** Begin Given data **

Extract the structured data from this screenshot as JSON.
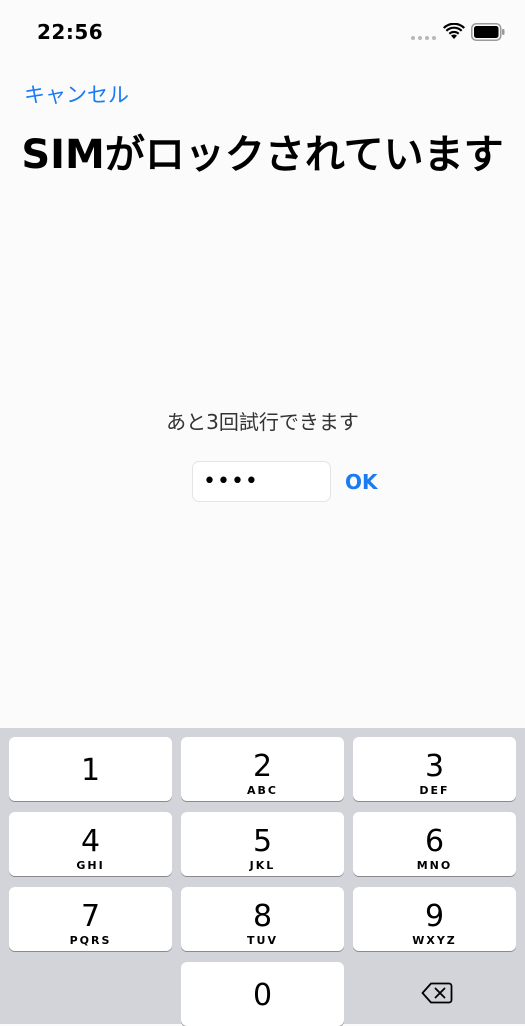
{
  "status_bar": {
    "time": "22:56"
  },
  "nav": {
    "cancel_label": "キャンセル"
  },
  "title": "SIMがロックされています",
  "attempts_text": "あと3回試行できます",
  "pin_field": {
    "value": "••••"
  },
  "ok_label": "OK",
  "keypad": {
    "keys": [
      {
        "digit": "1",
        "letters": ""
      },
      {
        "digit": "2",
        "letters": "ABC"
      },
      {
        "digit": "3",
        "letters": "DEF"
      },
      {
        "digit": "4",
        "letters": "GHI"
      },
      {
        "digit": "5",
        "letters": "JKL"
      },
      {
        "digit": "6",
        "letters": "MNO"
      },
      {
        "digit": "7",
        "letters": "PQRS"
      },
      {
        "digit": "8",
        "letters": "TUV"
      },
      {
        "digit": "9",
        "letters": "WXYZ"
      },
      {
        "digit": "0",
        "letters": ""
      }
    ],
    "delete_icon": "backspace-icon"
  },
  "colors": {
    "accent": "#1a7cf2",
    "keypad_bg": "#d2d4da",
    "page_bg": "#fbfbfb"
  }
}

** End Given data **

#### What this task involves
Generate a word-for-word copy of the preceding records, excluding all pictures.

#### Finished exercise
Extract the structured data from this screenshot as JSON.
{
  "status_bar": {
    "time": "22:56"
  },
  "nav": {
    "cancel_label": "キャンセル"
  },
  "title": "SIMがロックされています",
  "attempts_text": "あと3回試行できます",
  "pin_field": {
    "value": "••••"
  },
  "ok_label": "OK",
  "keypad": {
    "keys": [
      {
        "digit": "1",
        "letters": ""
      },
      {
        "digit": "2",
        "letters": "ABC"
      },
      {
        "digit": "3",
        "letters": "DEF"
      },
      {
        "digit": "4",
        "letters": "GHI"
      },
      {
        "digit": "5",
        "letters": "JKL"
      },
      {
        "digit": "6",
        "letters": "MNO"
      },
      {
        "digit": "7",
        "letters": "PQRS"
      },
      {
        "digit": "8",
        "letters": "TUV"
      },
      {
        "digit": "9",
        "letters": "WXYZ"
      },
      {
        "digit": "0",
        "letters": ""
      }
    ],
    "delete_icon": "backspace-icon"
  },
  "colors": {
    "accent": "#1a7cf2",
    "keypad_bg": "#d2d4da",
    "page_bg": "#fbfbfb"
  }
}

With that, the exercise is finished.